* [Excerpted data]:
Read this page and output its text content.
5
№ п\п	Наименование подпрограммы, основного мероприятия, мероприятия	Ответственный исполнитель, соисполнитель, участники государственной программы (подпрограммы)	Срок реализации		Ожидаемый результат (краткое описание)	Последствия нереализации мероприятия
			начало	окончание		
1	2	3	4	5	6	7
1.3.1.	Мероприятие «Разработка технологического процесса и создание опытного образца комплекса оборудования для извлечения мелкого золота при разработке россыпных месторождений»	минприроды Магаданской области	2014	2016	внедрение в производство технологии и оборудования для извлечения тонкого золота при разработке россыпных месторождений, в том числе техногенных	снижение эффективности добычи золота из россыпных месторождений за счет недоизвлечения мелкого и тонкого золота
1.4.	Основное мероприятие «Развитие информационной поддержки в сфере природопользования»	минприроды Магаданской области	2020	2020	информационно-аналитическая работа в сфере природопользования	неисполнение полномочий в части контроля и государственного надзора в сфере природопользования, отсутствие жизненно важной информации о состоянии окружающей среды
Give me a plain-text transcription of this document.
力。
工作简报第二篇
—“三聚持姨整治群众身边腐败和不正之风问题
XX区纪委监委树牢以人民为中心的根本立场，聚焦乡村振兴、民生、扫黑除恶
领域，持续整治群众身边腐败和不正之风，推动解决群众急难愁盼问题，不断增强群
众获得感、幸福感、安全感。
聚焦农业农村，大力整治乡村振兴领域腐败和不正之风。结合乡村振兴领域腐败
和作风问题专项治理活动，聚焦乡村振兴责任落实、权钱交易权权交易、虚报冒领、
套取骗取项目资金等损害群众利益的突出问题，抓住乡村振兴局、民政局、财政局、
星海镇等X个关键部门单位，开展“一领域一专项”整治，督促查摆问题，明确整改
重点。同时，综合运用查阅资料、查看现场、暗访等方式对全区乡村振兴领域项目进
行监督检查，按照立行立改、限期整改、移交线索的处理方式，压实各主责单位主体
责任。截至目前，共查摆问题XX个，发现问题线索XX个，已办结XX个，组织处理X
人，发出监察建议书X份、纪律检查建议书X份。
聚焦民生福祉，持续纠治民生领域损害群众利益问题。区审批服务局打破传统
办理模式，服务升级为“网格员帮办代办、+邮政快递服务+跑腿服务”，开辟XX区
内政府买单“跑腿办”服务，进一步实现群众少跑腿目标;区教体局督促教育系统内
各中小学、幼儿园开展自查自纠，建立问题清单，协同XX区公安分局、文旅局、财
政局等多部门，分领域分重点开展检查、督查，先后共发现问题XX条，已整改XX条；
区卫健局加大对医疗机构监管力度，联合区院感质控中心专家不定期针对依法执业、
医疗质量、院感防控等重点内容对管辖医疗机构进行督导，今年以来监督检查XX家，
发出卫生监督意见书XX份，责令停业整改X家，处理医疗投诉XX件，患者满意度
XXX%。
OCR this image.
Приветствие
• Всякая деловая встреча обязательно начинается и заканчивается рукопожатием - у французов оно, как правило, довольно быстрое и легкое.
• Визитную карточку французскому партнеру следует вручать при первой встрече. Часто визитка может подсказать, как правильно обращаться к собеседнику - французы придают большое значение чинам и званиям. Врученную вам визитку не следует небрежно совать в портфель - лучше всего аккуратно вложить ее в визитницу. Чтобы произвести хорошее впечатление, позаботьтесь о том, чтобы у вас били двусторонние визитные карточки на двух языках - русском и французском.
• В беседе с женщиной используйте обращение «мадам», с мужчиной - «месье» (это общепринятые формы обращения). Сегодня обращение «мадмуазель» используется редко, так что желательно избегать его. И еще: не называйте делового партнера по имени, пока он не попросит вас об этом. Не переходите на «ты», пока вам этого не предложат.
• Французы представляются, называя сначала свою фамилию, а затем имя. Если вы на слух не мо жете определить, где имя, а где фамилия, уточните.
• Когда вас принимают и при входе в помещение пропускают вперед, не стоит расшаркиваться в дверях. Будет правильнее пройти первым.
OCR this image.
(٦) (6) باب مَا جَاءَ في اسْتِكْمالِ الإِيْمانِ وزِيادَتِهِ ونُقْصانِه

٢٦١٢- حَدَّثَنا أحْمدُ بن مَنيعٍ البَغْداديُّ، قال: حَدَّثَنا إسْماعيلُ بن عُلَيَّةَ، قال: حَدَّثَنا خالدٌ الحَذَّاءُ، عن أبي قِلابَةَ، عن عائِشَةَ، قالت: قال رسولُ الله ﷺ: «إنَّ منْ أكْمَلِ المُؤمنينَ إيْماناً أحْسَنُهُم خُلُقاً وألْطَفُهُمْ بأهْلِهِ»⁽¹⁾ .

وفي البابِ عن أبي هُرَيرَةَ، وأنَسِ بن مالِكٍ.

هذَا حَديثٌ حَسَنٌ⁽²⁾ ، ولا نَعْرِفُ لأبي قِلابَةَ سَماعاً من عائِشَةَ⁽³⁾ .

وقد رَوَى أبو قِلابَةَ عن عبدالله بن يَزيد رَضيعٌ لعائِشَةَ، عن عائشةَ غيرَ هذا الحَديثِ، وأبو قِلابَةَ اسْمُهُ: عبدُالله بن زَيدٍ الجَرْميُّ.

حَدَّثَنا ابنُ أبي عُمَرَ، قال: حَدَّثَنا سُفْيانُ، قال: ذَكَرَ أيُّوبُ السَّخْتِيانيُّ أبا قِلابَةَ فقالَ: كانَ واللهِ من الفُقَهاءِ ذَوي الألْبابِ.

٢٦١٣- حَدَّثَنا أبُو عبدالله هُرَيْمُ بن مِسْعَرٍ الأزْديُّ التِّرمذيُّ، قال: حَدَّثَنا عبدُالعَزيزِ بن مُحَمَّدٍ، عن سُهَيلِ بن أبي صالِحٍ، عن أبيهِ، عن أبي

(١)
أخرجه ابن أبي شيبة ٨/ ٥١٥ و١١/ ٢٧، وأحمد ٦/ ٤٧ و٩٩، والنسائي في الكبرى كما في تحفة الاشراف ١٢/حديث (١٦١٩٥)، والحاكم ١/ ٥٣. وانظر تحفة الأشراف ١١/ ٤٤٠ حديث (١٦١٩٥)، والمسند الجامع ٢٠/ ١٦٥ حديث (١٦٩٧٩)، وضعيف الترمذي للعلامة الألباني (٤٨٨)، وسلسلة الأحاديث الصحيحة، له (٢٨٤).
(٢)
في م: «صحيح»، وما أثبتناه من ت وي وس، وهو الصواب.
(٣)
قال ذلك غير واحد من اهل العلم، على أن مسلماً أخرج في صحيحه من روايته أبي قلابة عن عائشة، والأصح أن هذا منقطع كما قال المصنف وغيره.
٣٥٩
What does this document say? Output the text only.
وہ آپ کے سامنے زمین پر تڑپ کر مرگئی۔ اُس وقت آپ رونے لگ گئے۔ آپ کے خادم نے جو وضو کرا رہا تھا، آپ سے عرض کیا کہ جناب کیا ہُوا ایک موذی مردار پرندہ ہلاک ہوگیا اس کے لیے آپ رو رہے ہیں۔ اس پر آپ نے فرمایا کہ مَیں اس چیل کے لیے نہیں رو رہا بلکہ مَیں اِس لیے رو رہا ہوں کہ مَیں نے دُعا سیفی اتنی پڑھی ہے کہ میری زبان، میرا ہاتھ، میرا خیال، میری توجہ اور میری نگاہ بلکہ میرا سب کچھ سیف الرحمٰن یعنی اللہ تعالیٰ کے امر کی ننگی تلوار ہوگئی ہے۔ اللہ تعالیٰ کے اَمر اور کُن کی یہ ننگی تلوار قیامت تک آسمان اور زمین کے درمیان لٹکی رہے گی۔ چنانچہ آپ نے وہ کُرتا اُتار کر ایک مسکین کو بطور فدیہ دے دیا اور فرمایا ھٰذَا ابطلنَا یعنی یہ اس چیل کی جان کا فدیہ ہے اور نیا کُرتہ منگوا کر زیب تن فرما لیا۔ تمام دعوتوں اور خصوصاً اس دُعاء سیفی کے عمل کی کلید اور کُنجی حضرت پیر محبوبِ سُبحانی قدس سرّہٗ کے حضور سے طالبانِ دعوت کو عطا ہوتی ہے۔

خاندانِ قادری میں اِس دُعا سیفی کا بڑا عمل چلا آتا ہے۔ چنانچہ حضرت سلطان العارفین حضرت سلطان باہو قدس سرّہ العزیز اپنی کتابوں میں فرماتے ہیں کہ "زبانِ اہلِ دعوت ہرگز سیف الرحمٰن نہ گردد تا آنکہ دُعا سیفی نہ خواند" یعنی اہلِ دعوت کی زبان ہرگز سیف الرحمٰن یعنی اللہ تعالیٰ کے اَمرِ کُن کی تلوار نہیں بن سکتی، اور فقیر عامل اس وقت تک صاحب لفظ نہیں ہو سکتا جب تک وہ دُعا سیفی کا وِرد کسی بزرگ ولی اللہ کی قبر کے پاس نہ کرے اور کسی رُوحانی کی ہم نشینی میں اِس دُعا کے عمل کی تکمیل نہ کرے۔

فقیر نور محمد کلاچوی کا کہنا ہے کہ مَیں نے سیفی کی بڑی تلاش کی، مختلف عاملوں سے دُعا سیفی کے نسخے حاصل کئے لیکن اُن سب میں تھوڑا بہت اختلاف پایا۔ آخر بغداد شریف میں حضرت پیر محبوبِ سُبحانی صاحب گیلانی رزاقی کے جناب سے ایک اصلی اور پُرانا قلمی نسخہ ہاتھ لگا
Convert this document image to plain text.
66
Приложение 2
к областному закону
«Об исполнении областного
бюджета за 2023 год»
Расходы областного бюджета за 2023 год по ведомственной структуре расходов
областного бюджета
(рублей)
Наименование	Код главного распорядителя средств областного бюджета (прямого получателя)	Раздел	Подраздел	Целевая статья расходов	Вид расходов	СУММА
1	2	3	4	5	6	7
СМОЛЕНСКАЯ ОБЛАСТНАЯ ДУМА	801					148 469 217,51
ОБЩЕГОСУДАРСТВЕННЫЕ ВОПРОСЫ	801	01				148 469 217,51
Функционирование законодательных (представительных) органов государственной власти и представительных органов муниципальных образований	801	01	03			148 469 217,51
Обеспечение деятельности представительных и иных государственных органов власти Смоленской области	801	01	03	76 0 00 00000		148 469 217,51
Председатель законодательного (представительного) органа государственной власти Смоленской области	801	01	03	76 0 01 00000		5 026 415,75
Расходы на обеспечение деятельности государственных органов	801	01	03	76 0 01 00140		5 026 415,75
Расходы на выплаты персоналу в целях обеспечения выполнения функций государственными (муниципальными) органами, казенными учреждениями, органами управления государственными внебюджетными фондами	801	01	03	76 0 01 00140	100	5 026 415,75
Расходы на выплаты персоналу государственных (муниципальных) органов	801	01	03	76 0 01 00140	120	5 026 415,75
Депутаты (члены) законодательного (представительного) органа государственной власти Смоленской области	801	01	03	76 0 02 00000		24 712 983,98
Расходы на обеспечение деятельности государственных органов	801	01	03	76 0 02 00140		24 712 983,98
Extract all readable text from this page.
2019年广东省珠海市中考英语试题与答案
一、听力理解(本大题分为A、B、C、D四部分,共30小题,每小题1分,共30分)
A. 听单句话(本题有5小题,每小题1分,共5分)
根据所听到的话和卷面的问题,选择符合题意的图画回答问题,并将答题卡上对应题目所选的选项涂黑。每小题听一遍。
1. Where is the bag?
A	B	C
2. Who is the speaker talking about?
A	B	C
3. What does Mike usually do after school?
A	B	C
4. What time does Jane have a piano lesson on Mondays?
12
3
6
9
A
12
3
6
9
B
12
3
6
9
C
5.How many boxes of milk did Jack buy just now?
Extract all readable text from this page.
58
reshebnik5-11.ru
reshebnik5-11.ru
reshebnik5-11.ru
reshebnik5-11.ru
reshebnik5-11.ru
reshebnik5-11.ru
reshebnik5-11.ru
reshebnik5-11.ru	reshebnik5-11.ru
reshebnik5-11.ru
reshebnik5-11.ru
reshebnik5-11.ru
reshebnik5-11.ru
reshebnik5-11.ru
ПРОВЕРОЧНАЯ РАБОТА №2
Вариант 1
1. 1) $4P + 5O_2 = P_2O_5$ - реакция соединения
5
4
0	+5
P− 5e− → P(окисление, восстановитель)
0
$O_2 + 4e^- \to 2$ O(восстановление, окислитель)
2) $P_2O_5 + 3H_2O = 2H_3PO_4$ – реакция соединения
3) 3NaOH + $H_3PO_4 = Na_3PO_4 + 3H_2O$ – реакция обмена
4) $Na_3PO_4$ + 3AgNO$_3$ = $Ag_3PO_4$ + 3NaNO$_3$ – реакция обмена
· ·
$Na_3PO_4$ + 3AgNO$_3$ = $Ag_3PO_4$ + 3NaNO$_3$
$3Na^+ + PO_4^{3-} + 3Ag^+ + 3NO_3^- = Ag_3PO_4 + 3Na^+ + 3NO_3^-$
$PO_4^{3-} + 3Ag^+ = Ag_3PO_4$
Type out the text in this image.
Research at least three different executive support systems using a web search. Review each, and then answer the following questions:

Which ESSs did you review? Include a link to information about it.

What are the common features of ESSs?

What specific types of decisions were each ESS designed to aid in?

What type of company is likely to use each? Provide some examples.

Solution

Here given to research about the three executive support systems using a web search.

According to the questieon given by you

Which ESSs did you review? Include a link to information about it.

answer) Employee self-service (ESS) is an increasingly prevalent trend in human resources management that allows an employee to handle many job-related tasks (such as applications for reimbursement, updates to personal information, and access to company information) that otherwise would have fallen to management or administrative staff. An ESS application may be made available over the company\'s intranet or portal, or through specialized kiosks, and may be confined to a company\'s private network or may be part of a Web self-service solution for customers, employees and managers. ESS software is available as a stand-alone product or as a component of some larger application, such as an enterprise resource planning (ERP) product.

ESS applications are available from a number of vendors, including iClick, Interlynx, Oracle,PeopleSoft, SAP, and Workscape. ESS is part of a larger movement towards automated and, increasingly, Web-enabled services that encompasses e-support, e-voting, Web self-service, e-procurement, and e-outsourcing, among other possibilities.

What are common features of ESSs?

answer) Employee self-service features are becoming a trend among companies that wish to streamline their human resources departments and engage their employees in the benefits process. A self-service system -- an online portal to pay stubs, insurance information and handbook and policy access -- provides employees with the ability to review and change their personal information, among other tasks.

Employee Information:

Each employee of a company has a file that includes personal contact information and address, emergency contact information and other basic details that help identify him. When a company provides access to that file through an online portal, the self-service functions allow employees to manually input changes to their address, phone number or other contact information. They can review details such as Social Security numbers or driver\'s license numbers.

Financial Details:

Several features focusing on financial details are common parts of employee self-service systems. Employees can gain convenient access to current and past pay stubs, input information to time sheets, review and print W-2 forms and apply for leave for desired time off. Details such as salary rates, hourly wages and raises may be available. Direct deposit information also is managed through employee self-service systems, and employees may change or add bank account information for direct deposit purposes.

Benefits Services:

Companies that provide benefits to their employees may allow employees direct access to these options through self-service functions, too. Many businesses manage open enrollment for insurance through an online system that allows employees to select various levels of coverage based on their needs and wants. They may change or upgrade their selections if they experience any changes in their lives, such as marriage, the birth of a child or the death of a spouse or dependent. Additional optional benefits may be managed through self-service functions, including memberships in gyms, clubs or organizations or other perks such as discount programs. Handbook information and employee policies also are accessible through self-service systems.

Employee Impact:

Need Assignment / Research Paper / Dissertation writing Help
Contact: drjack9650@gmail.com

* [Direction]: From the data above, work out how many lines hold "соединения". Answer with the number alone.

* [Solution to this task]: 2